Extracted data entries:
|---|

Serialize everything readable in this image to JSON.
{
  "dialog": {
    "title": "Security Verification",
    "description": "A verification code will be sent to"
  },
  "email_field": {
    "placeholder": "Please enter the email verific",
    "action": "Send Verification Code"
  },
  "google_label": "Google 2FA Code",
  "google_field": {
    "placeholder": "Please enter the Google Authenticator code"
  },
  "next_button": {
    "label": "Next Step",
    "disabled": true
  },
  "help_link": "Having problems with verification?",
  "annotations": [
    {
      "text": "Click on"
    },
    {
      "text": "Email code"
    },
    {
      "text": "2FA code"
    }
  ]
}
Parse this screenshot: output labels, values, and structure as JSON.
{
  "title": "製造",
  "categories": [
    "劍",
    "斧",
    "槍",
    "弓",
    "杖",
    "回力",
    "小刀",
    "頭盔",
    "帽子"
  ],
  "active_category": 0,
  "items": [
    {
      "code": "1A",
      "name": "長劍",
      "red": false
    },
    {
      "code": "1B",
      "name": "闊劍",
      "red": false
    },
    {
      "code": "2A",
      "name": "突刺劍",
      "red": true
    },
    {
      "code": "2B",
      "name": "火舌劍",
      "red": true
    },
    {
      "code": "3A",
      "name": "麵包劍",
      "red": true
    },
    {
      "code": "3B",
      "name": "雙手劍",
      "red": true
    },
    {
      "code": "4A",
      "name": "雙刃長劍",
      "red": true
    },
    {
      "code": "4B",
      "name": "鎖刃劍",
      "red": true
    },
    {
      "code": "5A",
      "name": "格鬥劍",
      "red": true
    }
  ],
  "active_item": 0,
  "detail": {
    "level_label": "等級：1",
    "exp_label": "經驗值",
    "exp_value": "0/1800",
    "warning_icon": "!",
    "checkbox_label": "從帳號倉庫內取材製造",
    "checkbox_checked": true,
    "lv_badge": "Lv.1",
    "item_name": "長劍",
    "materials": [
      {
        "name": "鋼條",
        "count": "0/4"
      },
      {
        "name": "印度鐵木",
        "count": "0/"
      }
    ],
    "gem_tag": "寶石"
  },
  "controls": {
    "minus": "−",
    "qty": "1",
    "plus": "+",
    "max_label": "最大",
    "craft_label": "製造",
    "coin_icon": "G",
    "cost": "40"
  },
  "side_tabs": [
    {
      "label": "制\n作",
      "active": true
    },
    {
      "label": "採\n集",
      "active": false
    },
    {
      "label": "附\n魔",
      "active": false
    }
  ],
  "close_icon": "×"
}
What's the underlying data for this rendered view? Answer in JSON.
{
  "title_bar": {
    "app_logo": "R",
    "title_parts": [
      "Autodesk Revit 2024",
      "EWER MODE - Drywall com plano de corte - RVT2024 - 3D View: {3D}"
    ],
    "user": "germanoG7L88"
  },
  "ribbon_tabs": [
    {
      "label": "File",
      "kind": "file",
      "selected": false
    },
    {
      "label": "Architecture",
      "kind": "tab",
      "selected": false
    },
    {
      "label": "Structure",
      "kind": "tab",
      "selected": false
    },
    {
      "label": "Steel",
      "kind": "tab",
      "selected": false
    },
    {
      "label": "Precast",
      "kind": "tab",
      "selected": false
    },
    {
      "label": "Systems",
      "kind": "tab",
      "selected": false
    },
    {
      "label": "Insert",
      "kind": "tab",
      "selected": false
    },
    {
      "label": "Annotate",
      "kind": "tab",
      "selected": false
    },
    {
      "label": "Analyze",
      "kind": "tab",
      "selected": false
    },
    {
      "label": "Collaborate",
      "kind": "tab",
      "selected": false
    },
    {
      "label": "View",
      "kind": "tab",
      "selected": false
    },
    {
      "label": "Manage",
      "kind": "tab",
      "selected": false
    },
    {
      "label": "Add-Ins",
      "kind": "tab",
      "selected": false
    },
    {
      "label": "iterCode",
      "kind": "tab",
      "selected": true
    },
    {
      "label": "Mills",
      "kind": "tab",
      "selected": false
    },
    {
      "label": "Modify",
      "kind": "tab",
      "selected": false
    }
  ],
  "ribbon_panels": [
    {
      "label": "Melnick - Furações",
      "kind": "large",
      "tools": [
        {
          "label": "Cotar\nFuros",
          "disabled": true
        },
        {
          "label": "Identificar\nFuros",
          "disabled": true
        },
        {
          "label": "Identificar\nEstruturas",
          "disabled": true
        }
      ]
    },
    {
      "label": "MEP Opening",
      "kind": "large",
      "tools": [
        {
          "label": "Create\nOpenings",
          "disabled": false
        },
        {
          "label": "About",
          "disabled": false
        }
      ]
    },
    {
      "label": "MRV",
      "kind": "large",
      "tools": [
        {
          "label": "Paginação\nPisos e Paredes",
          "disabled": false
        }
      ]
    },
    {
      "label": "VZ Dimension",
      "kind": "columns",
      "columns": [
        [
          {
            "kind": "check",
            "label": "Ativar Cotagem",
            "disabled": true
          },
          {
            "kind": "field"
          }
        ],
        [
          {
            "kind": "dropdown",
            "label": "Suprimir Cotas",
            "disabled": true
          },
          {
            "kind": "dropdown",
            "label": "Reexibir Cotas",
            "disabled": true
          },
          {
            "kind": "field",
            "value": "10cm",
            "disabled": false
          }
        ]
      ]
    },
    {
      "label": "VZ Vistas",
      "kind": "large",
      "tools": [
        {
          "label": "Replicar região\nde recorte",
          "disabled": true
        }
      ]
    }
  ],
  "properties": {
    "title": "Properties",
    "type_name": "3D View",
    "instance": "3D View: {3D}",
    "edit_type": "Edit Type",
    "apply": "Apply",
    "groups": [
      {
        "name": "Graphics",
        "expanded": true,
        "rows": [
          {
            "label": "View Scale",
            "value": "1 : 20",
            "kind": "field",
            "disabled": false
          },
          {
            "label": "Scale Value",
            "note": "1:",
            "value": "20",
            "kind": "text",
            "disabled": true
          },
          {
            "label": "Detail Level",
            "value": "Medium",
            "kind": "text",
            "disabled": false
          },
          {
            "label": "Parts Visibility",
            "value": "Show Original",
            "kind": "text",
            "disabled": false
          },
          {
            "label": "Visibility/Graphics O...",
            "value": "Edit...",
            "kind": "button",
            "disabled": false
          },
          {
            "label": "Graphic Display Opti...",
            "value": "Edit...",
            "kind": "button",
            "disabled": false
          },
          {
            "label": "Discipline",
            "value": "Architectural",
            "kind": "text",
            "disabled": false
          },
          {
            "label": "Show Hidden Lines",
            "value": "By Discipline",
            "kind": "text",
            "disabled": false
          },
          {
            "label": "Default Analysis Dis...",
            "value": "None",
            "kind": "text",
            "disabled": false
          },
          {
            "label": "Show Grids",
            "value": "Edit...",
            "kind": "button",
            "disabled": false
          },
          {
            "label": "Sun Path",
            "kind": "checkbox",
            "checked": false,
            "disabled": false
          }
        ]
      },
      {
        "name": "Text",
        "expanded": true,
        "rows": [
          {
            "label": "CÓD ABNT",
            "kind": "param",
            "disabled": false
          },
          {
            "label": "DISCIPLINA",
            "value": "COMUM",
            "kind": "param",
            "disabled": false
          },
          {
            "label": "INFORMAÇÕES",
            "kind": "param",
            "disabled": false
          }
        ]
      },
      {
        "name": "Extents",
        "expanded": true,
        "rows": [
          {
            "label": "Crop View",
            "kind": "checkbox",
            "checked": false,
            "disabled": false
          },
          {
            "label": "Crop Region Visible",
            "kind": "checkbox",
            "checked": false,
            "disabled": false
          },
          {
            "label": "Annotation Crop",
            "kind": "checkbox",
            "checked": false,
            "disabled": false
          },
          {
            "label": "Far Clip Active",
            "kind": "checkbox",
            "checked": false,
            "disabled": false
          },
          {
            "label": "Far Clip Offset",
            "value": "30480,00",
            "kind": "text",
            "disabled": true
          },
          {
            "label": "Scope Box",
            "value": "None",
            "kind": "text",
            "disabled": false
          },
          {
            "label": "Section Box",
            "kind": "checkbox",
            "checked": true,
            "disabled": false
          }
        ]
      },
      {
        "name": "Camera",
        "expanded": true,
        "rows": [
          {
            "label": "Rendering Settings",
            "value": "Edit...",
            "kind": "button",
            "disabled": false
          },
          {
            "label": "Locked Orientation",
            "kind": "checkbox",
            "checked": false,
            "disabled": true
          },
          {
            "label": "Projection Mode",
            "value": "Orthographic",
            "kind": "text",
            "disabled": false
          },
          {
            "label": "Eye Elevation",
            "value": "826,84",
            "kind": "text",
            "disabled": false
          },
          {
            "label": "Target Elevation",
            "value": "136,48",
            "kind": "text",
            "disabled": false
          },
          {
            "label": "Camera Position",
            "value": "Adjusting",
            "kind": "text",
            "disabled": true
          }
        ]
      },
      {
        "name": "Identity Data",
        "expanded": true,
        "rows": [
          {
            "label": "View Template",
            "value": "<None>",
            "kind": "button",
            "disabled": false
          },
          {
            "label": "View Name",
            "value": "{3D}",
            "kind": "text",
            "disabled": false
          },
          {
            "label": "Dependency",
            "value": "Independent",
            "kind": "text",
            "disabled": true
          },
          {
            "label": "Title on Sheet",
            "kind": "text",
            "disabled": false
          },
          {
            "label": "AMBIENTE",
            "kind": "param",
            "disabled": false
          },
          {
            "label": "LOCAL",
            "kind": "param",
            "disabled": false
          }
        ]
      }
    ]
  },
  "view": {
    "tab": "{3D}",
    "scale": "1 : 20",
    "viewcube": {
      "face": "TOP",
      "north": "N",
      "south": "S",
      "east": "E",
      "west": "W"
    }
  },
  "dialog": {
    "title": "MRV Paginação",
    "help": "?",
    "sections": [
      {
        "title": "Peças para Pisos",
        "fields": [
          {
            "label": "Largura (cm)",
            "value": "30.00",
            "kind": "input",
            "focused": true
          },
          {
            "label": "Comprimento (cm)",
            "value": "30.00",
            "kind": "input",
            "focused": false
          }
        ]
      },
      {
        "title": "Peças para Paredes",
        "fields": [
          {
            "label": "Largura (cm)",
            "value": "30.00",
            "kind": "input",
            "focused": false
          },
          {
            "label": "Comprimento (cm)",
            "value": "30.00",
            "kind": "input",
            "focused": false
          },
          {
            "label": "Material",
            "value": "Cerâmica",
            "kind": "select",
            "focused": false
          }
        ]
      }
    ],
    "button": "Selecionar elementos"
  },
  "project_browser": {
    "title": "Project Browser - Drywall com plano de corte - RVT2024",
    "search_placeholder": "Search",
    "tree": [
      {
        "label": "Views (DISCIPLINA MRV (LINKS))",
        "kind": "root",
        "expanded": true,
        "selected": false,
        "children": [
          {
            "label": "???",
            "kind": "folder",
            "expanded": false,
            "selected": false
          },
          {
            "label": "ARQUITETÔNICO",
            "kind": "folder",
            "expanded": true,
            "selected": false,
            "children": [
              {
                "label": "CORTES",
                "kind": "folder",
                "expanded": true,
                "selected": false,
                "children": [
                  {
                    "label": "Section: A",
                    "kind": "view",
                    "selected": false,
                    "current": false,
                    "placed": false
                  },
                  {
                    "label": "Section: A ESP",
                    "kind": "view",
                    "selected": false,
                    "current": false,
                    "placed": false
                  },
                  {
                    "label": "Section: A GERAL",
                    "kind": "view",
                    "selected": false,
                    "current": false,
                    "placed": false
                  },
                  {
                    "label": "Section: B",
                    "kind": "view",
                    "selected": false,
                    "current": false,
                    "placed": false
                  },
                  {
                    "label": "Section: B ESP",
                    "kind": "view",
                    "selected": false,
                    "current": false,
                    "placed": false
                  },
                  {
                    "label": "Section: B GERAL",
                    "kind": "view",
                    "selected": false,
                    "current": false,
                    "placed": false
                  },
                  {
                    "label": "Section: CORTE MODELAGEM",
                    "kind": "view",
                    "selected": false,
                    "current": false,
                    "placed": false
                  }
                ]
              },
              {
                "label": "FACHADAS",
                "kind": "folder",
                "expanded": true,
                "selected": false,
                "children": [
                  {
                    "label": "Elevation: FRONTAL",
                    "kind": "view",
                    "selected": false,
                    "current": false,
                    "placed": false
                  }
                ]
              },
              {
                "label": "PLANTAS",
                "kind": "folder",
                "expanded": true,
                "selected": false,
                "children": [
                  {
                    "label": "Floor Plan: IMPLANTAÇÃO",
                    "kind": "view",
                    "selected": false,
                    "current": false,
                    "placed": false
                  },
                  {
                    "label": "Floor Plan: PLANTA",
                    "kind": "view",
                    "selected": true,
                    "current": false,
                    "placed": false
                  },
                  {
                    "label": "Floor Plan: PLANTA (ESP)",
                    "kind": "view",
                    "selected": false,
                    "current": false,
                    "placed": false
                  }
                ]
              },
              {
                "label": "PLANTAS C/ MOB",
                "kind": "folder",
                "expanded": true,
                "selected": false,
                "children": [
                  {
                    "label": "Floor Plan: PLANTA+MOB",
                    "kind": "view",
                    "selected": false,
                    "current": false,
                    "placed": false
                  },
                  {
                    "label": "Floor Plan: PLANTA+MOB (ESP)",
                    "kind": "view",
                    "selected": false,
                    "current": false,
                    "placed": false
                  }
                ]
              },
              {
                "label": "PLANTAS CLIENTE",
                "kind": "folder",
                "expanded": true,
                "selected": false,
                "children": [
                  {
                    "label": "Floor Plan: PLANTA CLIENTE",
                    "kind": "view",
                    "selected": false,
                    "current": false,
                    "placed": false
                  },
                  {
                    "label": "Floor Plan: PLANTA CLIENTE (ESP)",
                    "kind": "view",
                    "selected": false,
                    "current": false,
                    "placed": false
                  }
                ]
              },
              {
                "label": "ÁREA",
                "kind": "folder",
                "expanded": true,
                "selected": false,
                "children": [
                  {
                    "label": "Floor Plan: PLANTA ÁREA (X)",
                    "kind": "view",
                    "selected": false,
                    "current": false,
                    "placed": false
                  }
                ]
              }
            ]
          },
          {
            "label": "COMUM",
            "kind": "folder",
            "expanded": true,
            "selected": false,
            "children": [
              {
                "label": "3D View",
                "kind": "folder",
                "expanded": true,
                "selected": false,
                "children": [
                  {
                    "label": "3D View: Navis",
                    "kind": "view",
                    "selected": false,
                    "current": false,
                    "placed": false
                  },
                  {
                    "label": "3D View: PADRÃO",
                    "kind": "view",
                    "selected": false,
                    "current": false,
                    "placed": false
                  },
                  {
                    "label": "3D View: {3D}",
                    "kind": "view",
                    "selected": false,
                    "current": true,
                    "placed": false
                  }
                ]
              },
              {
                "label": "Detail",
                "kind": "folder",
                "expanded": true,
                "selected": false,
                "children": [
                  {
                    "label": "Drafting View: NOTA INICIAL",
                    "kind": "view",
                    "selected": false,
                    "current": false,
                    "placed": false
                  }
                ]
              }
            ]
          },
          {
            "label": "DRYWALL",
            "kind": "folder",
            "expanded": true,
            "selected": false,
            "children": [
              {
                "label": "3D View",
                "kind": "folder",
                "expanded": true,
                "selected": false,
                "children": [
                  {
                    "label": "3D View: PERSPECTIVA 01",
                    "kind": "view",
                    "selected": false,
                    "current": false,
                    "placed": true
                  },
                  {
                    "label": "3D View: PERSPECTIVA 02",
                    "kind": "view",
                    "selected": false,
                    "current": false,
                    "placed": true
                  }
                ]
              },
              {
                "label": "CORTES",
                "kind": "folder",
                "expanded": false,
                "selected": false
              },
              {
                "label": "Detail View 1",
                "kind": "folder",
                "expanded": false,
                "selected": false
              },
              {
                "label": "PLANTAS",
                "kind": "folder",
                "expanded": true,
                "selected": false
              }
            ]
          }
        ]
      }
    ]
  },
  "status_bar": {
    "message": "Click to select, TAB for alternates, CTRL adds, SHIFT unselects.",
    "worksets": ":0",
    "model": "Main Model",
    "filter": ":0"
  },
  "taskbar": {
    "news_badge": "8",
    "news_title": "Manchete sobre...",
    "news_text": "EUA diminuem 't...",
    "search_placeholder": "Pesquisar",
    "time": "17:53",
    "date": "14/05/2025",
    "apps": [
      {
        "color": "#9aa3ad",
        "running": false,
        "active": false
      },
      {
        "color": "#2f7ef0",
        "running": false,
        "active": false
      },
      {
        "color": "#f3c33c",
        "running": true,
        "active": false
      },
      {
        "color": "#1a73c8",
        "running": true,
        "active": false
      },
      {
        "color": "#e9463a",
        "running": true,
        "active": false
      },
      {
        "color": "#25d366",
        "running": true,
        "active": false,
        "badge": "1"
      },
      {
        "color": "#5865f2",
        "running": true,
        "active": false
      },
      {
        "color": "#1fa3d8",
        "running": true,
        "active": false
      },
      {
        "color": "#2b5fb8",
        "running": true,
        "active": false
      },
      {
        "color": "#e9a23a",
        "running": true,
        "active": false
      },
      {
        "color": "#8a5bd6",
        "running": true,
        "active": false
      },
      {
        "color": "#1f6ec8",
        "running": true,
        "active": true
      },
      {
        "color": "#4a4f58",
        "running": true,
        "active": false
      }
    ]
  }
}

|---|

TASK DESCRIPTION: State the number of lines that contain the string "JSON", with no other words.

FINAL RESULT: 3